_Work item 1_
Using the passage below on lung GFPhi cells, decide whether each statement agrees with it. For each, answer yes or no and quote the deciding words. (a) BLM-GFPhi cells appeared larger than SAL-GFPhi cells. (b) IL4 mRNA was detected in both cell types. (c) Fizz1 expression was higher in BLM-GFPhi cells than in SAL-GFPhi cells.
_Work item 2_
According to the passage below on lung GFPhi cells, expression of which genes was increased in BLM-GFPhi cells relative to SAL-GFPhi cells?

_Document excerpt_
· · · · ·

Functional Analysis of Lung BM-derived GFPhi Cells

Next, we sorted the lung GFP+ populations and analyzed their mRNA expression pattern by quantitative real-time polymerase chain reaction. GFPhi cells were obtained by fluorescence-activated cell sorter from GFP-BM chimera mice treated with BLM (BLM-GFPhi) or SAL (SAL-GFPhi). Both sorted BLM-GFPhi (Figure 2A, left) and SAL-GFPhi (Figure 2A, right) cells attached to the culture plate and showed similar dendritic morphology, but the former appeared larger in size than the latter (n = 5; BLM-GFPhi vs. SAL-GFPhi; 8.6 ± 1.9 vs. 5.7 ± 1.1 μm; P = 0.02). BLM-GFPhi and SAL-GFPhi cells expressed a variety of genes associated with inflammation and immune responses (Figure 2B). Among these are genes associated with both M1 (Ifng, Nos2) and M2 macrophage (Arg1, Fizz1, Chi3l3, and Igf1) differentiation. However, only Arg1 and Igf1 expression was increased in BLM-GFPhi cells relative to that in SAL-GFPhi cells, whereas Fizz1 and Chi3l3 expression was similar in both. In contrast, Nos2 expression was lower in BLM-GFPhi cells, whereas Ifng expression was not significantly different relative to SAL-GFPhi cells. Although both cell types expressed the Th2 cytokine IL13, IL4 mRNA was not detectable. Both cell types also expressed similar levels of Tgfb1 and type I collagen (Col1a1). However, Tgfb1 expression in these cells was significantly higher than that in lung tissue, whereas Col1a1 expression in both GFPhi and GFPlow cells was much less than in lung tissue. BLM-GFPlow cells primarily exhibited higher levels of both Th1 and Th2 (including IL4) cytokine mRNA levels, but lower levels of the other genes relative to those in BLM-GFPhi cells. Interestingly, when cocultured with murine lung fibroblasts obtained from BLM- or SAL-treated WT mice, only BLM-GFPhi cells expressed chemotactic activity for fibroblasts from BLM-treated, but not SAL-treated, murine lungs (Figure 2C). Furthermore, when cocultured with murine fibroblasts obtained from BLM- or SAL-treated mice, both BLM-GFPhi and SAL-GFPhi cells up-regulated the expression of αSMA mRNA of the fibroblasts (Figure 2D). Thus, these BMDCs might represent a source of profibrogenic mediators, including the recruitment of fibroblasts and myofibroblast differentiation.

· · · · ·

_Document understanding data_

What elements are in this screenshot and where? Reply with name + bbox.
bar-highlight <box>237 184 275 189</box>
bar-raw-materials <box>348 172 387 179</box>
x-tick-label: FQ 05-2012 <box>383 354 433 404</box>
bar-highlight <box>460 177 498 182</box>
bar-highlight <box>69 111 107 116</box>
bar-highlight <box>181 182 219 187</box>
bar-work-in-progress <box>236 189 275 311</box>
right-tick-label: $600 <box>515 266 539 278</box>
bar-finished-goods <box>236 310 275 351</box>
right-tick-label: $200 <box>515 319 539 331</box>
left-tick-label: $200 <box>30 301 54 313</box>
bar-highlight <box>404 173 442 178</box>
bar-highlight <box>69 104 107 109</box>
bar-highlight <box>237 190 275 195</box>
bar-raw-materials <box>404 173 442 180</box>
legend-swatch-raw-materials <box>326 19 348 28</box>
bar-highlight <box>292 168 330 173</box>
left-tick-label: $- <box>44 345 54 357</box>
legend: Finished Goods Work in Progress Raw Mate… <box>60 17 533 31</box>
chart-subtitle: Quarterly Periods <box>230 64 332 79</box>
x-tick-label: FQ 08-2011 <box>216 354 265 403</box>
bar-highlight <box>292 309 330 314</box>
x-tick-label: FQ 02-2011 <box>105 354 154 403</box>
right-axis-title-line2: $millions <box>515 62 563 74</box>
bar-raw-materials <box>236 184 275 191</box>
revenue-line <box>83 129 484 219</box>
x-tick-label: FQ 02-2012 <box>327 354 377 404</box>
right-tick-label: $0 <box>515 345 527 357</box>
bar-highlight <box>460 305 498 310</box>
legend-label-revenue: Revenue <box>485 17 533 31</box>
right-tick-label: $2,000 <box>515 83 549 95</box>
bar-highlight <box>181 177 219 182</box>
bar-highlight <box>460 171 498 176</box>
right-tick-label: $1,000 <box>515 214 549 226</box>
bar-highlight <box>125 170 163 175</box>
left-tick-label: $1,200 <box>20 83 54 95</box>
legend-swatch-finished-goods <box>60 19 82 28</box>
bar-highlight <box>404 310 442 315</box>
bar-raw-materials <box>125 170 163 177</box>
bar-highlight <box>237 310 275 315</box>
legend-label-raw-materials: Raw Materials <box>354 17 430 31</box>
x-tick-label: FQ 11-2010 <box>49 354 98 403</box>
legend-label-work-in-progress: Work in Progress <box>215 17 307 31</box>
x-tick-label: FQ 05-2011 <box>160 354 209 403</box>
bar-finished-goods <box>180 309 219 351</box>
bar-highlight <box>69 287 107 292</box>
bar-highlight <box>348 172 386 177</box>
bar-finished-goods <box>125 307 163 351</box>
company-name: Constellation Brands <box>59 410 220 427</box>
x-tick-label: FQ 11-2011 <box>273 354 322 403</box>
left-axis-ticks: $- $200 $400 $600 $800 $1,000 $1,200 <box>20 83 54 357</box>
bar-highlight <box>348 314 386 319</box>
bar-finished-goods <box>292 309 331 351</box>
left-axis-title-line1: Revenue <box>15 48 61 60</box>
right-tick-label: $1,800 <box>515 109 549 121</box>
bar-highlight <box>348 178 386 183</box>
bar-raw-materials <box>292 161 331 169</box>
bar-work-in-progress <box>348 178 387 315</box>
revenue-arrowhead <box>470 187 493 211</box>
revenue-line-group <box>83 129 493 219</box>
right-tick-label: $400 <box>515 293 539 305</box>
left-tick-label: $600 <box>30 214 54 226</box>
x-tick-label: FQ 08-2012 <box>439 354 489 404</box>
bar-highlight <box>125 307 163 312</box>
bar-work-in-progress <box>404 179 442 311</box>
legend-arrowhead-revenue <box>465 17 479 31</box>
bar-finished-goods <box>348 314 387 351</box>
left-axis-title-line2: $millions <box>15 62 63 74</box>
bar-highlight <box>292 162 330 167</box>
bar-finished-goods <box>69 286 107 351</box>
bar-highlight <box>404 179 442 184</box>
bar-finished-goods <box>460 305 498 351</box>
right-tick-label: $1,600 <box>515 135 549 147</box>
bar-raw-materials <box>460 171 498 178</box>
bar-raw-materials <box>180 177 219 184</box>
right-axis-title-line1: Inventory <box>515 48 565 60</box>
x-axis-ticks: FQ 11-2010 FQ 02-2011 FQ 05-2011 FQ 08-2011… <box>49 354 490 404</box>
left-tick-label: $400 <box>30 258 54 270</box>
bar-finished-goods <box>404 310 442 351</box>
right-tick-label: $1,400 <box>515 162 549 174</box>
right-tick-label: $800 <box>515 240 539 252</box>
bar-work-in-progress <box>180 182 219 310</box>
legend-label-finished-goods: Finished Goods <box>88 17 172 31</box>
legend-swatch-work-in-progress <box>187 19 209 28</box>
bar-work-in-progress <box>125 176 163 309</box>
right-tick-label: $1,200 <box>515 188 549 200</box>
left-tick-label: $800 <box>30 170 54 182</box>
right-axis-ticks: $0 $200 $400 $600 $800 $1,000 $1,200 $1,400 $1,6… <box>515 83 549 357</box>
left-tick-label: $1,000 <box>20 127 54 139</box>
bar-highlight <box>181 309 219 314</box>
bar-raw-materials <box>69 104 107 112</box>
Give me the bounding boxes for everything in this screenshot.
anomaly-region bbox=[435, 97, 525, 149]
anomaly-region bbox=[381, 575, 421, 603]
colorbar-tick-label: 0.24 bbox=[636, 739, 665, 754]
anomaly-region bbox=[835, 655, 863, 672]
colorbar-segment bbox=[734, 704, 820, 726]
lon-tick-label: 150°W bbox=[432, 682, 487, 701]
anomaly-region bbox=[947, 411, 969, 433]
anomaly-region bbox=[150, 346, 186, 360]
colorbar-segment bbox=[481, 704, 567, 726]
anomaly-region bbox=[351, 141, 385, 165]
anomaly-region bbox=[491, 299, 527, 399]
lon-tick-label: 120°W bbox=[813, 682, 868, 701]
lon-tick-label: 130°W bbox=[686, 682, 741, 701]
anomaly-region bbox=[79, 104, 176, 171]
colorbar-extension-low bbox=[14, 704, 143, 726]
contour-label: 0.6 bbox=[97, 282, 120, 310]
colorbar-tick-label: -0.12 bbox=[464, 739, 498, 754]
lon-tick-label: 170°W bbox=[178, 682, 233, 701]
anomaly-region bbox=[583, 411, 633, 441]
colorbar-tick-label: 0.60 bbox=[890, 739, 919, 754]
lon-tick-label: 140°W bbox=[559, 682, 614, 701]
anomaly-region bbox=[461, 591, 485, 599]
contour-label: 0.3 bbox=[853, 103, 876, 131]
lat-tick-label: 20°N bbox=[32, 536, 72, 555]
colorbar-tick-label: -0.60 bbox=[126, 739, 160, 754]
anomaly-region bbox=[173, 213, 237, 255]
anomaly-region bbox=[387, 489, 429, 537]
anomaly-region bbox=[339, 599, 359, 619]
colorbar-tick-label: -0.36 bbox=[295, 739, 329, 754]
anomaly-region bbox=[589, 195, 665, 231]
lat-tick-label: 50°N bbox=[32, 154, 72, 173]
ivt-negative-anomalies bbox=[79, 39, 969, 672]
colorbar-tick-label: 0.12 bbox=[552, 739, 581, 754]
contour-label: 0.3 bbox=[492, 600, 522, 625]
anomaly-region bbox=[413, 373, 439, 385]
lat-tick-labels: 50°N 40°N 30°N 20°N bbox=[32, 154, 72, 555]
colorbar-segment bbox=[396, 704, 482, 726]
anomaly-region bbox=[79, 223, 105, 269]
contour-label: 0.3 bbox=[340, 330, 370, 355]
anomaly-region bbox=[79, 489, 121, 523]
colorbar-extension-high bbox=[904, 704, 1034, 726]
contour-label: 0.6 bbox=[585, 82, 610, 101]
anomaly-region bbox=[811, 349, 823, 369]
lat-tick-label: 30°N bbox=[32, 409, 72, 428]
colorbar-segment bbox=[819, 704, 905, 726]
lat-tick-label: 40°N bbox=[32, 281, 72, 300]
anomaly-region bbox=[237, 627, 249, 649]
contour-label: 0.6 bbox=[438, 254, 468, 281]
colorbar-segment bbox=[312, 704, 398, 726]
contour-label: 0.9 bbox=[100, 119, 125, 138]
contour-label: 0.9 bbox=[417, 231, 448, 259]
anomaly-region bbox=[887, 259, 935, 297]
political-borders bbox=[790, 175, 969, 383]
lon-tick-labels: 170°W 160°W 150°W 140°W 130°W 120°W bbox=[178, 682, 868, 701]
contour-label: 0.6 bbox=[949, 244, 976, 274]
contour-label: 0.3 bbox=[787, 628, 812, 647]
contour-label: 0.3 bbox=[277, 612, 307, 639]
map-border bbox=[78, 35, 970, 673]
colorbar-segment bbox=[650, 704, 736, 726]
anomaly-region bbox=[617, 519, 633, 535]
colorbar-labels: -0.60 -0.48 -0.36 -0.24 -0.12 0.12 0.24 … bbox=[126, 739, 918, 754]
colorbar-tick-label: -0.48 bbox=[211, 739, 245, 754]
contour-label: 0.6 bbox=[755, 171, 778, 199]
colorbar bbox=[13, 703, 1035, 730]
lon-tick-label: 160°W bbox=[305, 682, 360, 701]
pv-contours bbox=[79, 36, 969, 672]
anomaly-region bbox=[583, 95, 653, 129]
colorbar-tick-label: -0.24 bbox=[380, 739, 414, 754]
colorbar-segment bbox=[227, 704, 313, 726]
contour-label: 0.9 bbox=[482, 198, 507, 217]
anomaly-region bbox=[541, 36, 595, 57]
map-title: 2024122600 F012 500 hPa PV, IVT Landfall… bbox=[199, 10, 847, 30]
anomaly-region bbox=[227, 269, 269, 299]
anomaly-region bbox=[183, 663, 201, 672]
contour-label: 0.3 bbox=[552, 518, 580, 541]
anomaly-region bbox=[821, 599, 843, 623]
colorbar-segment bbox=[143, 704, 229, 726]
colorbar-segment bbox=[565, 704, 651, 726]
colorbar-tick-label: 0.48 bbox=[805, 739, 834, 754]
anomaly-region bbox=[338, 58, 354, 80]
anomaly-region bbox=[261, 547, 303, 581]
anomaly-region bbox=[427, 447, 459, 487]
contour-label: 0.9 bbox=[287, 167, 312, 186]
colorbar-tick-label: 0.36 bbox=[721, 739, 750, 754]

· · · · ·

_Written response 1_
(a) Yes: "the former appeared larger in size than the latter"
(b) No: "IL4 mRNA was not detectable"
(c) No: "Fizz1 and Chi3l3 expression was similar in both"

_Written response 2_
Arg1 and Igf1.